(Dataset records on visual material)
+ + + +

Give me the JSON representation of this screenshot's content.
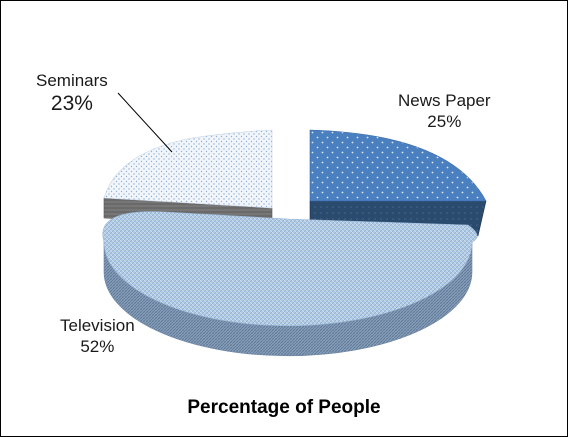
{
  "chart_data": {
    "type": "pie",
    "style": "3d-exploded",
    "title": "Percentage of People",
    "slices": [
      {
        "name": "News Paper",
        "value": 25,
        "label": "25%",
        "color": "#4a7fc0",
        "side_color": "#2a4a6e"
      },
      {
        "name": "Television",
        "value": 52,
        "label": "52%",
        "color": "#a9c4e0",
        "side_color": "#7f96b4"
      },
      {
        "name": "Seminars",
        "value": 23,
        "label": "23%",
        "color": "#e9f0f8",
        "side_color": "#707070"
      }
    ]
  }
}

+ + + +

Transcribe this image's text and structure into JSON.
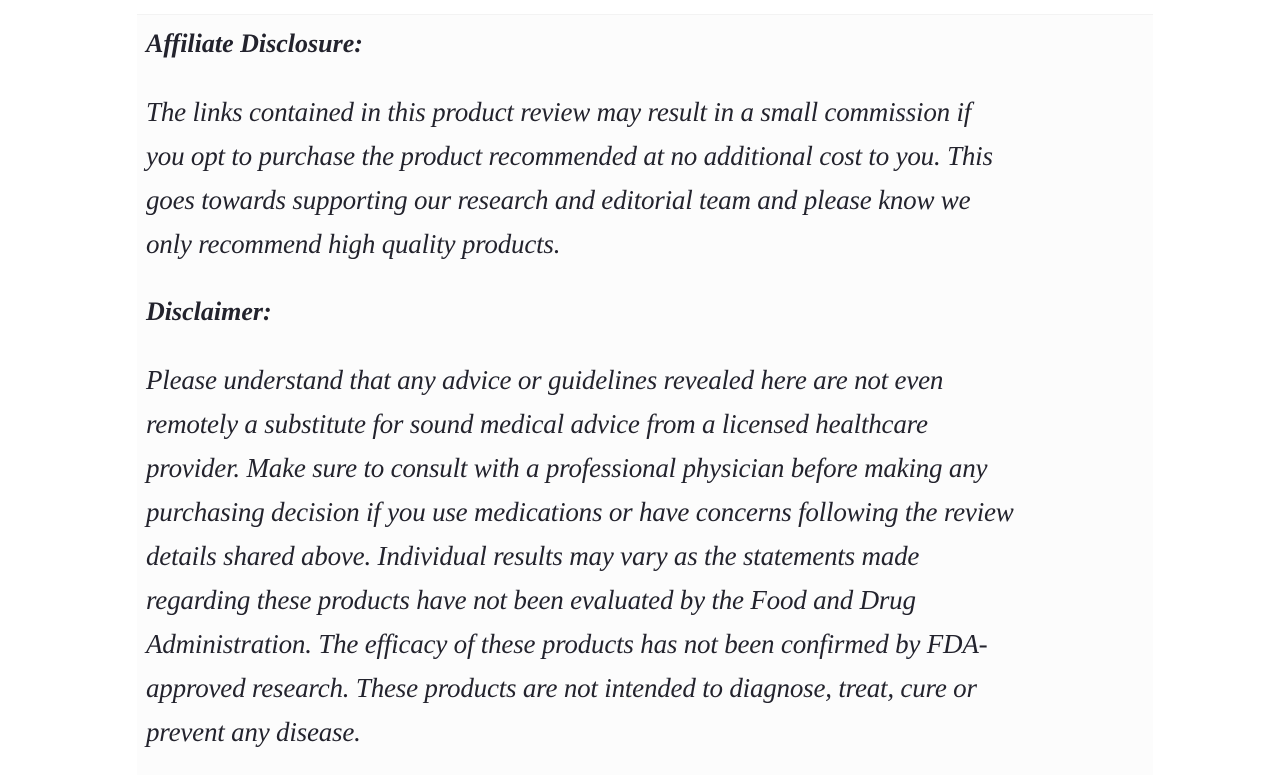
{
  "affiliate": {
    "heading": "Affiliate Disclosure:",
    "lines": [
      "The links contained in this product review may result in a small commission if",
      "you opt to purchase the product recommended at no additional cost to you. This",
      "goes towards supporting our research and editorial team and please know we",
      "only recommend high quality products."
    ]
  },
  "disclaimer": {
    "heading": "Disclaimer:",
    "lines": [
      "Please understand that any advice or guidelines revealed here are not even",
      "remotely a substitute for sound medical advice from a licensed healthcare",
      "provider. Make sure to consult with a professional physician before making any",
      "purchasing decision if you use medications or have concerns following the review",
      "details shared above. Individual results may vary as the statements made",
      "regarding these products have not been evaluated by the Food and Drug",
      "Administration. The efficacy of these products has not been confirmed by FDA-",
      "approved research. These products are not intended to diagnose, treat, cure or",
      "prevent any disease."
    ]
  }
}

+ + + +

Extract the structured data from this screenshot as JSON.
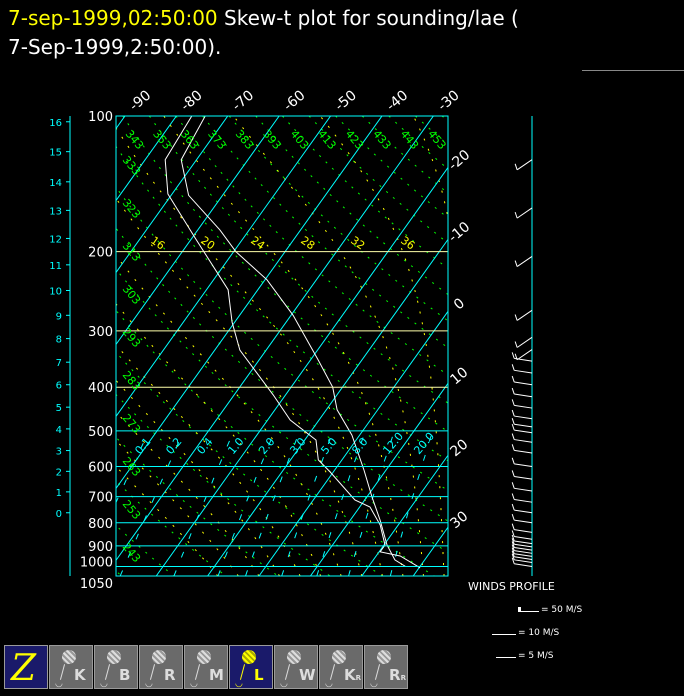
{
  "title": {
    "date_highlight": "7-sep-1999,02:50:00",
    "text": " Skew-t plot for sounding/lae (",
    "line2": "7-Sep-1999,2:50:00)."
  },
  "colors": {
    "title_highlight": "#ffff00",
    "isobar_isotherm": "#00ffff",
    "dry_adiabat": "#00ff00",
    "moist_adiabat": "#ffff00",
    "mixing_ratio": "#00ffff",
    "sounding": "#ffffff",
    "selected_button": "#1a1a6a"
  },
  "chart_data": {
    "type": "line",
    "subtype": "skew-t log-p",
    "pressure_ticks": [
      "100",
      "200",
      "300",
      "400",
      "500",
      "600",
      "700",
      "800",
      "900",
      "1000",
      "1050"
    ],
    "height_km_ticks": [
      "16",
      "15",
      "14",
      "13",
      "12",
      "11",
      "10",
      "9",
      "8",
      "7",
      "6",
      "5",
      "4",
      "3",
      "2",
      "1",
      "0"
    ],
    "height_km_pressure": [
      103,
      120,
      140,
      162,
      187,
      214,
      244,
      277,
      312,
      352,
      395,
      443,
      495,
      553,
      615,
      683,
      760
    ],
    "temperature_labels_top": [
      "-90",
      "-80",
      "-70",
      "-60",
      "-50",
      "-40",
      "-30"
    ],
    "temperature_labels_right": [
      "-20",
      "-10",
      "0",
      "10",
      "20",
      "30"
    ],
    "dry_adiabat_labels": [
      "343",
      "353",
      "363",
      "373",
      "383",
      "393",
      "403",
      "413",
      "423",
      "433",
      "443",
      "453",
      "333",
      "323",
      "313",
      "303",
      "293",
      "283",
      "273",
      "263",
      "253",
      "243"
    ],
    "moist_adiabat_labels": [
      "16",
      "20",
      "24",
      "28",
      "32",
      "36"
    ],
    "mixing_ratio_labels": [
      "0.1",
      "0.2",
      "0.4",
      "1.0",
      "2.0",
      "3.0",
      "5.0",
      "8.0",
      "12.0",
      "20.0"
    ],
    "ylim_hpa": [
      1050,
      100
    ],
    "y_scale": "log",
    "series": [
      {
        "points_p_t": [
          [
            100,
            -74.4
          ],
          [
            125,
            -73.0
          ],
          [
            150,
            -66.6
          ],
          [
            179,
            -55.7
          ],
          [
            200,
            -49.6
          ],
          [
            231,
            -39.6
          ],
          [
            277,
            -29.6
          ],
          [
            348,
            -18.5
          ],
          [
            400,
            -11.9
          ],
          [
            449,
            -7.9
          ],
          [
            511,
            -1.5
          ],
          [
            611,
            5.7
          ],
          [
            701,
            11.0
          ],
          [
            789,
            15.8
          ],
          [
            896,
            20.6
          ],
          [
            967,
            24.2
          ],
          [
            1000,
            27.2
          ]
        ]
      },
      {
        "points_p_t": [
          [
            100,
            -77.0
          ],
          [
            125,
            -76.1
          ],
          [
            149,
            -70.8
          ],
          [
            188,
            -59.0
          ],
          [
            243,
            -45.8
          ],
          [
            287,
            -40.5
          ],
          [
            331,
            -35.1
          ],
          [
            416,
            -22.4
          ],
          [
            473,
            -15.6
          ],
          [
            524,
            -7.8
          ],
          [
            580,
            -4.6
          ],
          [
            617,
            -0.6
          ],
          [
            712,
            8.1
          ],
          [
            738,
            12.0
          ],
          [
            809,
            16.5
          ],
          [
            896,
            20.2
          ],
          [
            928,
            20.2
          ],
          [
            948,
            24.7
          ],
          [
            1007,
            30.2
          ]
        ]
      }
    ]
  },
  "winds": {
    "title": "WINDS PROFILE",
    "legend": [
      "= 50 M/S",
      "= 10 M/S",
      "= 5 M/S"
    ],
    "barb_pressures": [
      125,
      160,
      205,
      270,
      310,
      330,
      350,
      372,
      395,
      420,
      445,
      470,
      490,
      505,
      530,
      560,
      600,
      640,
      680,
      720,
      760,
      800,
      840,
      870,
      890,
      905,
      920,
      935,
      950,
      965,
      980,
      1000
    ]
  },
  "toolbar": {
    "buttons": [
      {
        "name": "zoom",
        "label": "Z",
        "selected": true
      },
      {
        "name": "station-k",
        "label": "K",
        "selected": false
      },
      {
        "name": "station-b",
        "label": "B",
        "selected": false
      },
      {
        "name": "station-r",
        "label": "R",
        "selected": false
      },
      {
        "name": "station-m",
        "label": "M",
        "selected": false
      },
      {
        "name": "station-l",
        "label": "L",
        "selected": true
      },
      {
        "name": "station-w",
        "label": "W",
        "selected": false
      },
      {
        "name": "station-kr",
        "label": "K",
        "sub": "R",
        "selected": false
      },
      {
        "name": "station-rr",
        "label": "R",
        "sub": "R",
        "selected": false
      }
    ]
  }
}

+ + + +

### EXERCISE
Read through the entries and copy each line in which "station" appears.

### WORKED ANSWER
        "name": "station-k",
        "name": "station-b",
        "name": "station-r",
        "name": "station-m",
        "name": "station-l",
        "name": "station-w",
        "name": "station-kr",
        "name": "station-rr",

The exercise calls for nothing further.